> **Task objective**
Go through the entries below and write each one out exactly.

++++++++++++++++++++

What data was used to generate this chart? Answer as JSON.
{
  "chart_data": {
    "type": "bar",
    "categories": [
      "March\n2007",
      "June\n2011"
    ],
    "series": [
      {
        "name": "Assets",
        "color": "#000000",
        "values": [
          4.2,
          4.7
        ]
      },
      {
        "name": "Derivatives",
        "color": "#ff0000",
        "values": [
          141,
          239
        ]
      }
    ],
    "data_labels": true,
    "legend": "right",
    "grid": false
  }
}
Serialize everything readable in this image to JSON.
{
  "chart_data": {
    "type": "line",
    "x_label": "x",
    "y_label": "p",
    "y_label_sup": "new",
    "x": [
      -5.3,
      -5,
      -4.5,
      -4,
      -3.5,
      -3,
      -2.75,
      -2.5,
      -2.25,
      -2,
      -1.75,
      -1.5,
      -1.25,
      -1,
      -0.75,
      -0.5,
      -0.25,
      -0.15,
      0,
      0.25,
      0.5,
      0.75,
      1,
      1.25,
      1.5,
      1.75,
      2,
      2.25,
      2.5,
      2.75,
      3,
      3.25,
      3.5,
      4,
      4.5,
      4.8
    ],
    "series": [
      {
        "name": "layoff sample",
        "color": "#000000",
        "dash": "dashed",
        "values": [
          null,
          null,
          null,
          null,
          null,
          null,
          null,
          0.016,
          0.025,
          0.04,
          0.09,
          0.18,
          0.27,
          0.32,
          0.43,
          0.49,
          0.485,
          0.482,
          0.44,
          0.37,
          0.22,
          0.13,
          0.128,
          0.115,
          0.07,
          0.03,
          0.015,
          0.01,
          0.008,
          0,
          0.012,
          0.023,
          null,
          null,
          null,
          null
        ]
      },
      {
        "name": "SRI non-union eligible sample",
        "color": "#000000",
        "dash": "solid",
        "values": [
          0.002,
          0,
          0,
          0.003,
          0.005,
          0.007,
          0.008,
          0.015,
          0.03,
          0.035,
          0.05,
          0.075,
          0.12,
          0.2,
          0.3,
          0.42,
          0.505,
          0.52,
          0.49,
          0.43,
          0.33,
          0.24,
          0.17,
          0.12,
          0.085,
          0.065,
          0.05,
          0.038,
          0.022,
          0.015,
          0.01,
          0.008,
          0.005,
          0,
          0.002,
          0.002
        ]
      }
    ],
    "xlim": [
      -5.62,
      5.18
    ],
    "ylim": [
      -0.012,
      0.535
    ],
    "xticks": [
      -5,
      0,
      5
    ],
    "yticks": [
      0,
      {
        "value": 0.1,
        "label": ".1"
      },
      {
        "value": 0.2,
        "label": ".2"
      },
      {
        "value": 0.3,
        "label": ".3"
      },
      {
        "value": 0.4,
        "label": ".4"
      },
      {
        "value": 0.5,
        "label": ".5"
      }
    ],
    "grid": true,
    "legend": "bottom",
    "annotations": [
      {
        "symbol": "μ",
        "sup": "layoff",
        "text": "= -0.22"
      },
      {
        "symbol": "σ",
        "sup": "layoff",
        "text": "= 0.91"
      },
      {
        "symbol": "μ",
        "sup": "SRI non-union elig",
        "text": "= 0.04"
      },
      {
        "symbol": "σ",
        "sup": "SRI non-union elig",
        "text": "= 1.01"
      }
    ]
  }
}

++++++++++++++++++++

> **Problem solution**
What data was used to generate this chart? Answer as JSON.
{
  "chart_data": {
    "type": "bar",
    "categories": [
      "March\n2007",
      "June\n2011"
    ],
    "series": [
      {
        "name": "Assets",
        "color": "#000000",
        "values": [
          4.2,
          4.7
        ]
      },
      {
        "name": "Derivatives",
        "color": "#ff0000",
        "values": [
          141,
          239
        ]
      }
    ],
    "data_labels": true,
    "legend": "right",
    "grid": false
  }
}
Serialize everything readable in this image to JSON.
{
  "chart_data": {
    "type": "line",
    "x_label": "x",
    "y_label": "p",
    "y_label_sup": "new",
    "x": [
      -5.3,
      -5,
      -4.5,
      -4,
      -3.5,
      -3,
      -2.75,
      -2.5,
      -2.25,
      -2,
      -1.75,
      -1.5,
      -1.25,
      -1,
      -0.75,
      -0.5,
      -0.25,
      -0.15,
      0,
      0.25,
      0.5,
      0.75,
      1,
      1.25,
      1.5,
      1.75,
      2,
      2.25,
      2.5,
      2.75,
      3,
      3.25,
      3.5,
      4,
      4.5,
      4.8
    ],
    "series": [
      {
        "name": "layoff sample",
        "color": "#000000",
        "dash": "dashed",
        "values": [
          null,
          null,
          null,
          null,
          null,
          null,
          null,
          0.016,
          0.025,
          0.04,
          0.09,
          0.18,
          0.27,
          0.32,
          0.43,
          0.49,
          0.485,
          0.482,
          0.44,
          0.37,
          0.22,
          0.13,
          0.128,
          0.115,
          0.07,
          0.03,
          0.015,
          0.01,
          0.008,
          0,
          0.012,
          0.023,
          null,
          null,
          null,
          null
        ]
      },
      {
        "name": "SRI non-union eligible sample",
        "color": "#000000",
        "dash": "solid",
        "values": [
          0.002,
          0,
          0,
          0.003,
          0.005,
          0.007,
          0.008,
          0.015,
          0.03,
          0.035,
          0.05,
          0.075,
          0.12,
          0.2,
          0.3,
          0.42,
          0.505,
          0.52,
          0.49,
          0.43,
          0.33,
          0.24,
          0.17,
          0.12,
          0.085,
          0.065,
          0.05,
          0.038,
          0.022,
          0.015,
          0.01,
          0.008,
          0.005,
          0,
          0.002,
          0.002
        ]
      }
    ],
    "xlim": [
      -5.62,
      5.18
    ],
    "ylim": [
      -0.012,
      0.535
    ],
    "xticks": [
      -5,
      0,
      5
    ],
    "yticks": [
      0,
      {
        "value": 0.1,
        "label": ".1"
      },
      {
        "value": 0.2,
        "label": ".2"
      },
      {
        "value": 0.3,
        "label": ".3"
      },
      {
        "value": 0.4,
        "label": ".4"
      },
      {
        "value": 0.5,
        "label": ".5"
      }
    ],
    "grid": true,
    "legend": "bottom",
    "annotations": [
      {
        "symbol": "μ",
        "sup": "layoff",
        "text": "= -0.22"
      },
      {
        "symbol": "σ",
        "sup": "layoff",
        "text": "= 0.91"
      },
      {
        "symbol": "μ",
        "sup": "SRI non-union elig",
        "text": "= 0.04"
      },
      {
        "symbol": "σ",
        "sup": "SRI non-union elig",
        "text": "= 1.01"
      }
    ]
  }
}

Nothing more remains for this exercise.